Content starts

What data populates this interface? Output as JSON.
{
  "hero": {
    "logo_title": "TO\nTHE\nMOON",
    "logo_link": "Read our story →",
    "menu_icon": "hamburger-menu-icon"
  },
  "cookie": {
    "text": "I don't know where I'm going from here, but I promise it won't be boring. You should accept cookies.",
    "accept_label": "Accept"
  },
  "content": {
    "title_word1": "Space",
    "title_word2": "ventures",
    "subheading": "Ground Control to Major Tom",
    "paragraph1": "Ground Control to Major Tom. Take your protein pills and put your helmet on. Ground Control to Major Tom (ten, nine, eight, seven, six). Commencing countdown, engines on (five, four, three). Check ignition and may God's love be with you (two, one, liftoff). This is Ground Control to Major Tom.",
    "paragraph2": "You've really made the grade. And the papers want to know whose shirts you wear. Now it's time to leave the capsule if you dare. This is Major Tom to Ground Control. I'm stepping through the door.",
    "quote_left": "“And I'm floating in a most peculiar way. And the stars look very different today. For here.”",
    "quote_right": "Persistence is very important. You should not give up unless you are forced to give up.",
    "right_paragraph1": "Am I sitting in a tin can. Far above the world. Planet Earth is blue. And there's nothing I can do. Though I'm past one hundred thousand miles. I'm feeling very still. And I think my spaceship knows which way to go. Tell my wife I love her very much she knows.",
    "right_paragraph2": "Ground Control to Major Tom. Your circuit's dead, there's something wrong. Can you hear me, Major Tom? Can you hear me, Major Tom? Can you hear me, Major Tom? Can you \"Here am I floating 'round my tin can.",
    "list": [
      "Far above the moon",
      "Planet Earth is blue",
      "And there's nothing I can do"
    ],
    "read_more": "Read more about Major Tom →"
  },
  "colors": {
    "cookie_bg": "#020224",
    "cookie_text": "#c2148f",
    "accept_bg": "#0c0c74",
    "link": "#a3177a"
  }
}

Content ends

• [Task to carry out]
From the listing, please work out how many lines contain "nothing". Give the number only.

• [Written answer]
2